| REQUEST |
Extend the excerpt on transformational change and "livingry," writing what comes after its final sentence.

| EXTRACT |
Former U.S. Ambassador to the United Nations Richard Holbrooke used a phrase I love when it comes to changing our thinking about how things have to be. In a 2004 interview in Leaders magazine the experienced diplomat was asked about people in the world he most admired. He replied, “The greatest person I ever met, bar none, is Nelson Mandela, and I have gotten to know him very well. No man is perfect, not even Mandela, but he took history by the throat, seized it, and changed its course through a combination of moral authority, vision, strategic sense, practical genius, and a remarkable capacity for forgiveness toward the thugs who ran South Africa under Apartheid.”

It is time for us all to “take history by the throat” and change from a mindset that tells us the best predictor of the future is the past, an attitude that dooms us to being slaves of our history, to a transformed mindset that creates a future based upon what we envision for ourselves, our families, our communities and our world. A powerful vision that can change the course of history is being called for. We need to assume that “moral authority, vision, strategic sense, practical genius, and a remarkable capacity for forgiveness” toward the people running things so far.

Vaclav Havel, the artist who became president of the Czech Republic after the fall of the Soviet Union, has something powerful to offer us on this as well. He writes, “Planetary democracy does not yet exist but our global civilization is already preparing a place for it. It is the very Earth we inhabit linked with Heaven above us. Only in this setting can the mutuality and the commonality of the human race be newly created with reverence and gratitude for that which transcends each of us and all of us together.” This sounds incredibly similar to the vision of the framers of the Declaration of Independence and subsequently the U.S. Constitution which laid the foundation for the American Dream.

It’s About “Livingry,” Stupid

Twenty five years ago, American futurist, architect and inventor R. Buckminster (“Bucky”) Fuller stated that it was now highly feasible to take care of everybody on Earth at a “higher standard of living than any have ever known.” Here we are decades later and we are still struggling with the same problems. He writes:

It no longer has to be you or me. Selfishness is unnecessary and henceforth unrationalizable as mandated by survival. War is obsolete….It is a matter of converting the high technology from weaponry to livingry. The essence of livingry is human-life advantaging and environment controlling. With the highest aeronautical and engineering facilities of the world redirected from weaponry to livingry production, all humanity would have the option of becoming enduringly successful.

All previous revolutions have been political–in them the have-not majority has attempted revengefully to pull down the economically advantaged minority. If realized, this historically greatest design revolution will joyously elevate all humanity to unprecedented heights.

Bucky’s term “livingry” signifies a new sort of revolution, not one steeped in guns and violence but one in which we take responsibility for the future we are leaving for our children.

Changing the Context

Let me say a few things about context, a subject that plays a key role in transformational change, the kind of change I’m referring to throughout this book. It might be useful to define it since it has come to be so widely misused by so many. Context is the mental framework from which we think.

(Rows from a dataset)
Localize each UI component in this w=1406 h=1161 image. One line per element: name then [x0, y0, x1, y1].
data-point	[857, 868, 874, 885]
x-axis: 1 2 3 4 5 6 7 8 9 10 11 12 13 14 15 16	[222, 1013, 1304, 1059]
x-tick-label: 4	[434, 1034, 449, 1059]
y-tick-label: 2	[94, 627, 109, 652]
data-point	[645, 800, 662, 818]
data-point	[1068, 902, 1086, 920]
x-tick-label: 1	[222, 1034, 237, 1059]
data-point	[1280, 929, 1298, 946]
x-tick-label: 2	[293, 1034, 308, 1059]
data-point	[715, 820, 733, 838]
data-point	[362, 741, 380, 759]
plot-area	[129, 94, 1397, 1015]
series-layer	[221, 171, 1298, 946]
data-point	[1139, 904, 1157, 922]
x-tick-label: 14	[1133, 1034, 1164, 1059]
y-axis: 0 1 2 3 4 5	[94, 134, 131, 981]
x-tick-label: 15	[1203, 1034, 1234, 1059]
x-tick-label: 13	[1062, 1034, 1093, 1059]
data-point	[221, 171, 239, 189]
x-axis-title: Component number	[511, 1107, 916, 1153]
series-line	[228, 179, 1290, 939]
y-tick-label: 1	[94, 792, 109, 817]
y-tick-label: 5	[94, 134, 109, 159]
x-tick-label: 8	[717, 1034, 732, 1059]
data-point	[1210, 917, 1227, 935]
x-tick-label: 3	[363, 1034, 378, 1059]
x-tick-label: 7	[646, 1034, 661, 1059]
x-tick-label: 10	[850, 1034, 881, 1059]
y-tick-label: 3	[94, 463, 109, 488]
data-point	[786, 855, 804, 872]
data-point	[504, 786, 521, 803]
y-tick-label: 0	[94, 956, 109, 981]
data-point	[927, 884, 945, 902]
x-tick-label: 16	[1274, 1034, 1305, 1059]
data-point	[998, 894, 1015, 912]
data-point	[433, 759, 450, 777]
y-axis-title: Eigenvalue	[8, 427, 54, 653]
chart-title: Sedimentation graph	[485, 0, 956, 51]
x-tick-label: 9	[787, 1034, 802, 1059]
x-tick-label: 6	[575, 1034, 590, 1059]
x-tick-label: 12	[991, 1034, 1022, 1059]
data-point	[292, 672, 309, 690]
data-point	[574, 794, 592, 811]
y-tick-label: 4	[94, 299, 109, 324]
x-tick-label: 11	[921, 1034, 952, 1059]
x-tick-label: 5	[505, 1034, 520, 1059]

| RESPONSE TO THIS EXERCISE |
Because the word “transformation” got popular in the 1970s, many people have come to think of it as synonymous with change. But transformation is far more than mere change. It references a shift from one context to another, from one worldview to another. The shift that physicists went through when they realized that energy fields and quantum mechanics were more accurate descriptions of how things worked was a transformation in thinking.

The primary transformation we’re addressing now is a shift from having our collective thinking based upon the material domain to one being inspired by the more generative spiritual domain. This requires us to transform our thinking about reality, cause and truth.

Shifting the framework from which we think allows all the content to shift as well. It is not unlike sea birds that get caught up in an oil spill in the ocean. You can rescue and clean all the gulls and pelicans you want but if you release them before the spill is cleaned up they will most likely get covered in sludge again. In this example, the oil polluted ocean represents the context and the birds the content. You can change the content all day long but if the context remains unchanged there’s little lasting improvement.

Context is not something widely discussed in the West. We are far more used to and comfortable talking and living in the domains of form. Since form is what we are familiar with and comfortable discussing, we tend to constantly change, improve or expand the form but rarely examine what the underlying context may be. Context includes form as well as all the underlying assumptions, conscious and unconscious, attitudes, perceptions and beliefs. So if we simply find an oil-soaked pelican and clean it up for release back into the wild without locating and cleaning up the oil spill in which it got contaminated we could be wasting lots of work, expectations, and time. And the pelican would likely die next time!

Form supports context but shouldn’t be confused with it. For example, the context for democracy is individual liberty and empowerment. A democracy also requires laws and rules for everyone to get along with one another. Laws and rules are forms, like elections and the structure of the government. In a totalitarian state, there are still rules and laws but they support the context of totalitarianism. They are designed to empower the state, not the people. Both contexts need form to support their existence.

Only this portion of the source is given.